# [Given exercise]
Copy all the entries below exactly, but not the pictures.

[START Recorded information]

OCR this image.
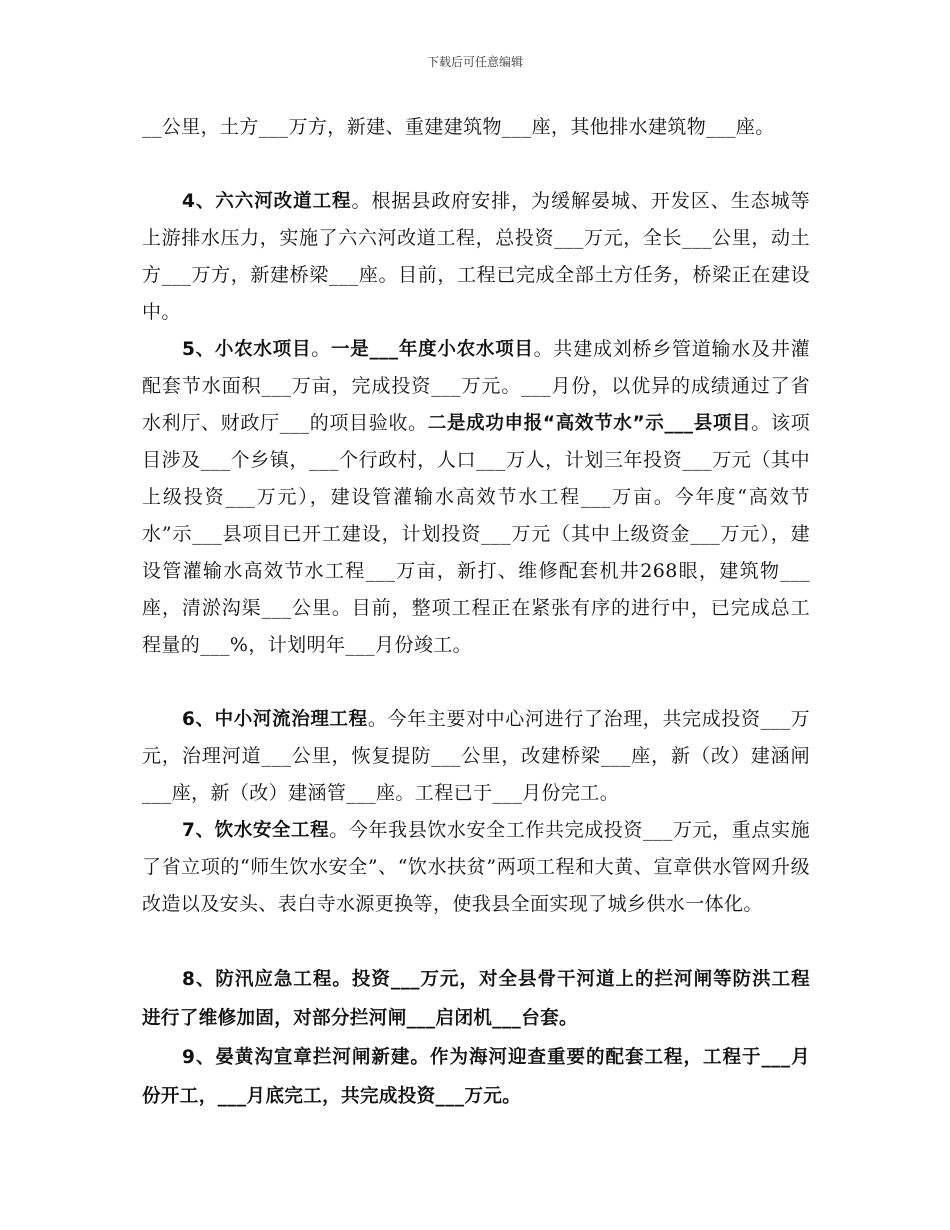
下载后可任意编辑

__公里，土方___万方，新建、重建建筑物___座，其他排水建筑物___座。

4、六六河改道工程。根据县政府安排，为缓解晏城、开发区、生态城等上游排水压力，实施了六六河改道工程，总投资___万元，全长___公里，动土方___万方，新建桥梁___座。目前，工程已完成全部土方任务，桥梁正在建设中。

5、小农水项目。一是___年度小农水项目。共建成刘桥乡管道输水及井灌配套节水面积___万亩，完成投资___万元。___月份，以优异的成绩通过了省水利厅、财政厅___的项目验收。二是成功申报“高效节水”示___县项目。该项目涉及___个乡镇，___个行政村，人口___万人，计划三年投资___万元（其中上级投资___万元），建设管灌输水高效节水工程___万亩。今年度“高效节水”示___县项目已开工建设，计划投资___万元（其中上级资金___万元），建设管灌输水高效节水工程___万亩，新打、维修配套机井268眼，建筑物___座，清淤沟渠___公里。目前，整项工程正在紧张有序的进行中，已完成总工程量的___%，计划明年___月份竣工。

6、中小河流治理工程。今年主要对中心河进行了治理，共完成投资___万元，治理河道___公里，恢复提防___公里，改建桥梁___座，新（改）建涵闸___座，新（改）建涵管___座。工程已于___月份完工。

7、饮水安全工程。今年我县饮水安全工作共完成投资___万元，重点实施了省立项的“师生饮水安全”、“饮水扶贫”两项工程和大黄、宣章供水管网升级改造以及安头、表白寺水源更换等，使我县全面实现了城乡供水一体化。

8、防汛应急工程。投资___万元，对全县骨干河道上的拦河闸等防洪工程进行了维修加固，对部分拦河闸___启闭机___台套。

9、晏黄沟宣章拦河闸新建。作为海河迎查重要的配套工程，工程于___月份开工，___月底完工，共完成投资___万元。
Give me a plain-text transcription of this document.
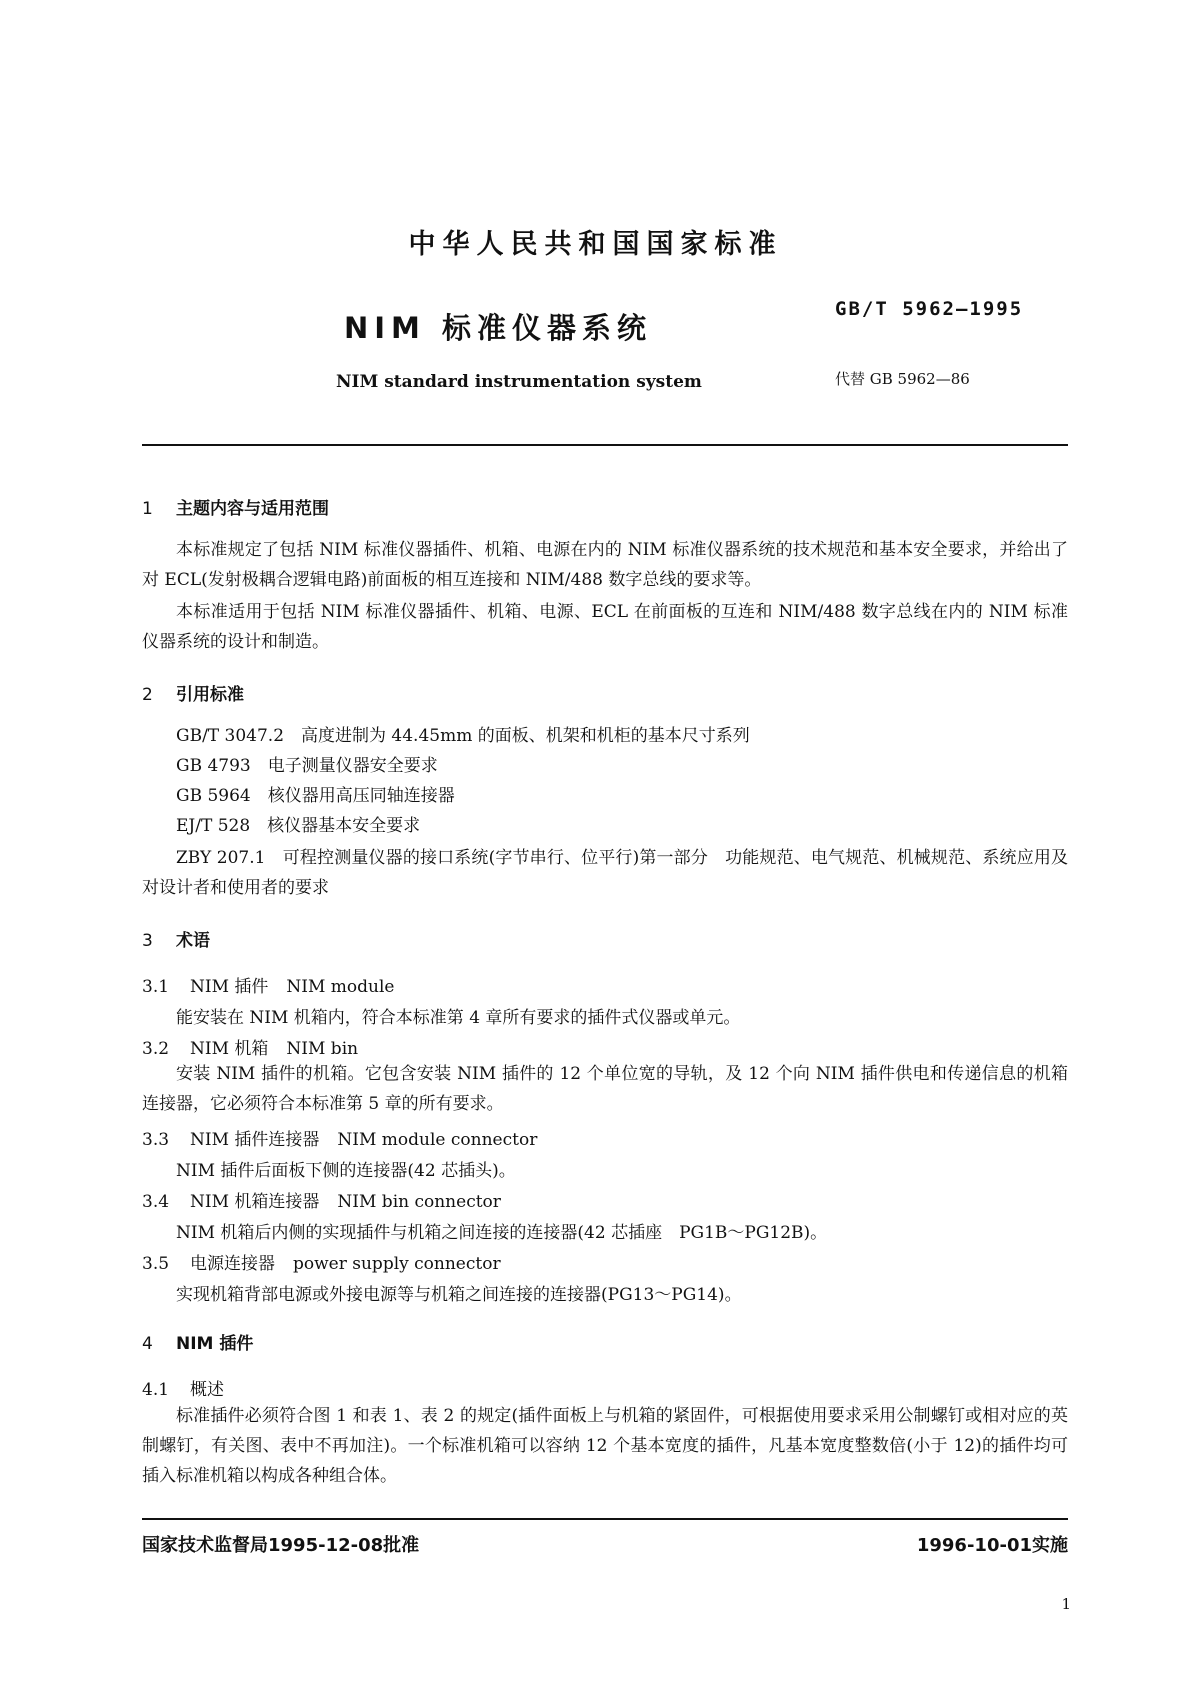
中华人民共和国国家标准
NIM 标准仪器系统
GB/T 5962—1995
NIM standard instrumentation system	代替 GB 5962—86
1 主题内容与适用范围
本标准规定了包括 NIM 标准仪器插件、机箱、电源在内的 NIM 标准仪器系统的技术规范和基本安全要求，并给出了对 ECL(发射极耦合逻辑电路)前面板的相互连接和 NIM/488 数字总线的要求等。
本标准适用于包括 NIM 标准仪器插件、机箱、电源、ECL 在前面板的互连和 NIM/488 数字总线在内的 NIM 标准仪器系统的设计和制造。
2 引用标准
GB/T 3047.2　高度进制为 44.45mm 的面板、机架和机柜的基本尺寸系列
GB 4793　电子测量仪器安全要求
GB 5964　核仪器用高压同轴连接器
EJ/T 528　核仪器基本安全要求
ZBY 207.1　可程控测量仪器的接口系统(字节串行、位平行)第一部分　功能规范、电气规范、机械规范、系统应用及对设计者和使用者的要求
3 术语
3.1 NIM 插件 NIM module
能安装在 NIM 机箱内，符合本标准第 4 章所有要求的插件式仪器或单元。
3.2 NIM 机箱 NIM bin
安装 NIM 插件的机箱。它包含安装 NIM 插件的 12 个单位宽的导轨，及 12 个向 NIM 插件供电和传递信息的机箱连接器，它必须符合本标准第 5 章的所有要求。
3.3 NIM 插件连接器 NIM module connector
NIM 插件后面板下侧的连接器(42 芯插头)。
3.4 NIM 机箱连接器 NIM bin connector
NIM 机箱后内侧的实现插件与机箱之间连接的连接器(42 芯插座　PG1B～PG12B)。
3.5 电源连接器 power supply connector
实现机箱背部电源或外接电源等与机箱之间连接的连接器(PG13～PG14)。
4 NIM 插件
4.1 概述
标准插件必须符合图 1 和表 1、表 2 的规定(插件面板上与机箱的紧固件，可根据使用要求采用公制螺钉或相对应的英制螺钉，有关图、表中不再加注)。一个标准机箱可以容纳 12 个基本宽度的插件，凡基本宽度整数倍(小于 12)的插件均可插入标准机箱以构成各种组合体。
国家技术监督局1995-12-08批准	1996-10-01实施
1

[END Recorded information]

# [Completed task]
OCR this image.
下载后可任意编辑

__公里，土方___万方，新建、重建建筑物___座，其他排水建筑物___座。

4、六六河改道工程。根据县政府安排，为缓解晏城、开发区、生态城等上游排水压力，实施了六六河改道工程，总投资___万元，全长___公里，动土方___万方，新建桥梁___座。目前，工程已完成全部土方任务，桥梁正在建设中。

5、小农水项目。一是___年度小农水项目。共建成刘桥乡管道输水及井灌配套节水面积___万亩，完成投资___万元。___月份，以优异的成绩通过了省水利厅、财政厅___的项目验收。二是成功申报“高效节水”示___县项目。该项目涉及___个乡镇，___个行政村，人口___万人，计划三年投资___万元（其中上级投资___万元），建设管灌输水高效节水工程___万亩。今年度“高效节水”示___县项目已开工建设，计划投资___万元（其中上级资金___万元），建设管灌输水高效节水工程___万亩，新打、维修配套机井268眼，建筑物___座，清淤沟渠___公里。目前，整项工程正在紧张有序的进行中，已完成总工程量的___%，计划明年___月份竣工。

6、中小河流治理工程。今年主要对中心河进行了治理，共完成投资___万元，治理河道___公里，恢复提防___公里，改建桥梁___座，新（改）建涵闸___座，新（改）建涵管___座。工程已于___月份完工。

7、饮水安全工程。今年我县饮水安全工作共完成投资___万元，重点实施了省立项的“师生饮水安全”、“饮水扶贫”两项工程和大黄、宣章供水管网升级改造以及安头、表白寺水源更换等，使我县全面实现了城乡供水一体化。

8、防汛应急工程。投资___万元，对全县骨干河道上的拦河闸等防洪工程进行了维修加固，对部分拦河闸___启闭机___台套。

9、晏黄沟宣章拦河闸新建。作为海河迎查重要的配套工程，工程于___月份开工，___月底完工，共完成投资___万元。
Give me a plain-text transcription of this document.
中华人民共和国国家标准
NIM 标准仪器系统
GB/T 5962—1995
NIM standard instrumentation system	代替 GB 5962—86
1 主题内容与适用范围
本标准规定了包括 NIM 标准仪器插件、机箱、电源在内的 NIM 标准仪器系统的技术规范和基本安全要求，并给出了对 ECL(发射极耦合逻辑电路)前面板的相互连接和 NIM/488 数字总线的要求等。
本标准适用于包括 NIM 标准仪器插件、机箱、电源、ECL 在前面板的互连和 NIM/488 数字总线在内的 NIM 标准仪器系统的设计和制造。
2 引用标准
GB/T 3047.2　高度进制为 44.45mm 的面板、机架和机柜的基本尺寸系列
GB 4793　电子测量仪器安全要求
GB 5964　核仪器用高压同轴连接器
EJ/T 528　核仪器基本安全要求
ZBY 207.1　可程控测量仪器的接口系统(字节串行、位平行)第一部分　功能规范、电气规范、机械规范、系统应用及对设计者和使用者的要求
3 术语
3.1 NIM 插件 NIM module
能安装在 NIM 机箱内，符合本标准第 4 章所有要求的插件式仪器或单元。
3.2 NIM 机箱 NIM bin
安装 NIM 插件的机箱。它包含安装 NIM 插件的 12 个单位宽的导轨，及 12 个向 NIM 插件供电和传递信息的机箱连接器，它必须符合本标准第 5 章的所有要求。
3.3 NIM 插件连接器 NIM module connector
NIM 插件后面板下侧的连接器(42 芯插头)。
3.4 NIM 机箱连接器 NIM bin connector
NIM 机箱后内侧的实现插件与机箱之间连接的连接器(42 芯插座　PG1B～PG12B)。
3.5 电源连接器 power supply connector
实现机箱背部电源或外接电源等与机箱之间连接的连接器(PG13～PG14)。
4 NIM 插件
4.1 概述
标准插件必须符合图 1 和表 1、表 2 的规定(插件面板上与机箱的紧固件，可根据使用要求采用公制螺钉或相对应的英制螺钉，有关图、表中不再加注)。一个标准机箱可以容纳 12 个基本宽度的插件，凡基本宽度整数倍(小于 12)的插件均可插入标准机箱以构成各种组合体。
国家技术监督局1995-12-08批准	1996-10-01实施
1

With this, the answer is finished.